• _TEXT EXTRACT_

(begin)

Hi, I'm Andy Psarianos.

Robin Potter

Hi, I'm Robin Potter.

Adam Gifford

Hi, I'm Adam Gifford.

Andy Psarianos

This is The School of School podcast.

Welcome to School of School podcast.

Are you a maths teacher looking for a primary school assessment tool that can give you a detailed look into learner or class achievement with insights, it's all in one place. Make sense of assessment data so you can strategically plan and teach lessons, insights, it's assessment for advancement. Visit mathsnoproblem.com for more information.

Adam Gifford

Welcome back to another episode of The School of School podcast. It's with great pleasure that I can say that we've got Dr Fiona Aubrey-Smith with us today. Fiona, how are you?

Fiona Aubrey-Smith

I'm great. Thank you very much, Adam. It's great to be with you guys today.

Adam Gifford

Brilliant, brilliant. Now your list of what you've done and what you continue to do is huge. So, I'm going to put the impossible task back over to you and just to say, can you just tell our listeners a little bit about what you do and some of the things that you're looking at the moment?

Fiona Aubrey-Smith

Sure. Okay. So, I'm a strategic education consultant and I work with schools and groups of schools and ed tech partners and publishing partners and with my academic hat on as a university lecturer specialising in education, pedagogy and technology. And I'm absolutely fascinated in the kind of golden threads coming together, knitting together schools and ed tech industry and academic work where each is playing a significant role in supporting the other.

Adam Gifford

Yeah, I mean we've spoken before. It's a huge amount to weave in altogether. I think what I'm really interested in is teacher development because that's going to make or break, I think in a lot of circumstances, children's education. So, if I just leave that wide open and talk about teacher development for you, what are the things that are most important?

Fiona Aubrey-Smith

So, I think for me the golden thing in terms of teacher development is remembering that teachers are human beings first, I think is a tendency at the moment in various corners of the world to see teachers as employees first, second, third and last. And although there's an increasing line of support in wider teacher wellbeing, I think we have to recognise that teachers have a lot of knowledge and understanding and expertise and ideas about how the world works and about how relationships with different people work that comes from outside of education and outside of school.

So, that idea about the teacher is a human being first and brings all these kinds of things with them to the classroom is really, really critical. So, when we then think of teacher development, we have to kind of recognise that the teacher will bring with them into different kinds of professional learning assumptions about what their role as a teacher is and what they believe teaching means because it's not necessarily just about being a teacher in a school.

That's a very specific view on teaching, isn't it? If we are a teacher when we're in school, teachers often have a view on teaching that is much broader than that and much wider than that. So, I think recognising that and how that shapes development and support is really important. And also, then recognising little things we're not little things, profound things probably like how teachers feel that knowledge comes to exist.

(end)

• _TASK SET_
(a) Decide whether each statement agrees with the podcast transcript, answering yes or no and quoting the words that settle it: (i) Fiona Aubrey-Smith works as a university lecturer. (ii) Adam Gifford says teacher development can make or break children's education. (iii) Fiona Aubrey-Smith says teachers should be seen as employees first.
(b) Write a continuation of the podcast transcript, picking up after its final sentence.
The material that comes next isn't needed.

• _AVAILABLE DATA_
(begin)

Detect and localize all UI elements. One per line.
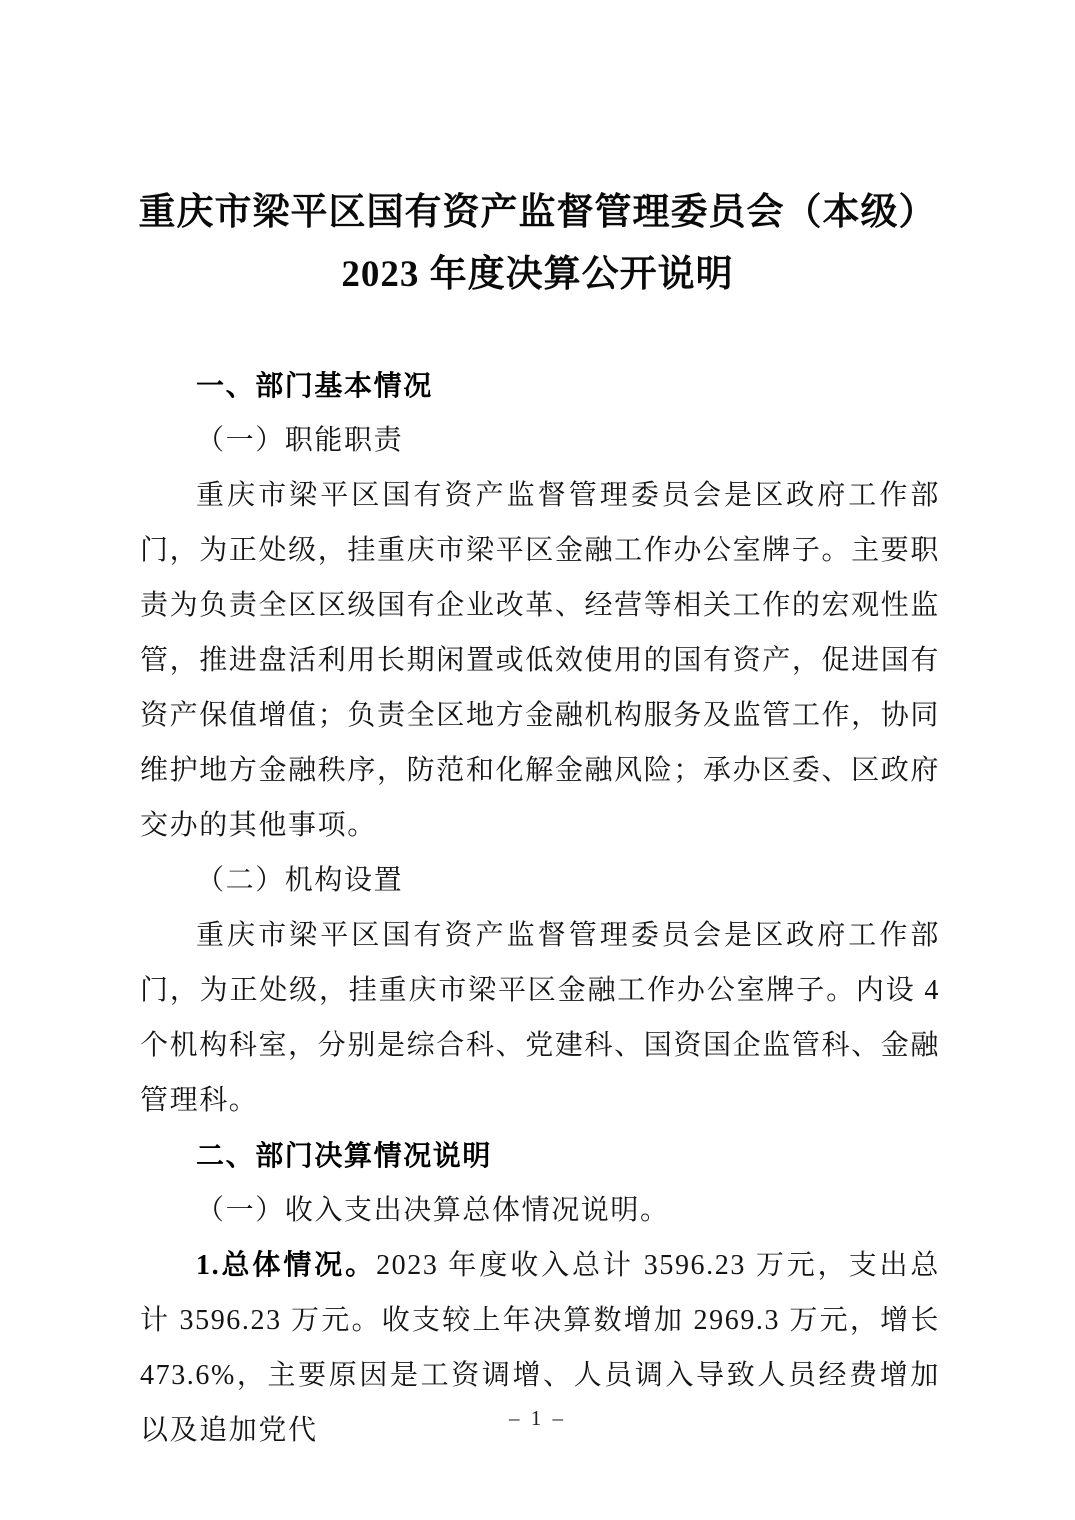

(end)

• _ANSWERS PER TASK_
(a)
(i) Yes: "with my academic hat on as a university lecturer specialising in education, pedagogy and technology"
(ii) Yes: "that's going to make or break, I think in a lot of circumstances, children's education"
(iii) No: "remembering that teachers are human beings first"

(b)
Where do we get our understanding about the world from? How is new knowledge formed? Who do we learn from and with? Can we learn on our own or do we learn in groups? Is it through conversation? Is it through really or some really, really big questions. And all of these things, whilst they are a fundamental part of teaching and learning and of pedagogy and teacher development, actually they're very human questions as well and they're applicable to every single human being. So, it's a really broad palette that we're working with.

Adam Gifford

So, I'm putting all sorts of hat on, I'm putting a classroom teacher hat on, I'm putting a school leader hat on. And I think one of the things that jumps out when you talk about that is the sort of, well, it's the individual it, how do we and the influence that has on our classroom practise. And I'm just wondering how often that focus when it comes to teachers development actually happens or whether it's led by these are the best practises, therefore Fiona, you are just going to do this right? Because yeah, we're all individuals at heart, but really in this school we all do the same thing to make sure that the children get the best deal. And I'm just wondering mean you see a lot of schools is a shift taking place that recognises that, as you've said the word profound influence that our beliefs and what we bring to the classroom have on our children.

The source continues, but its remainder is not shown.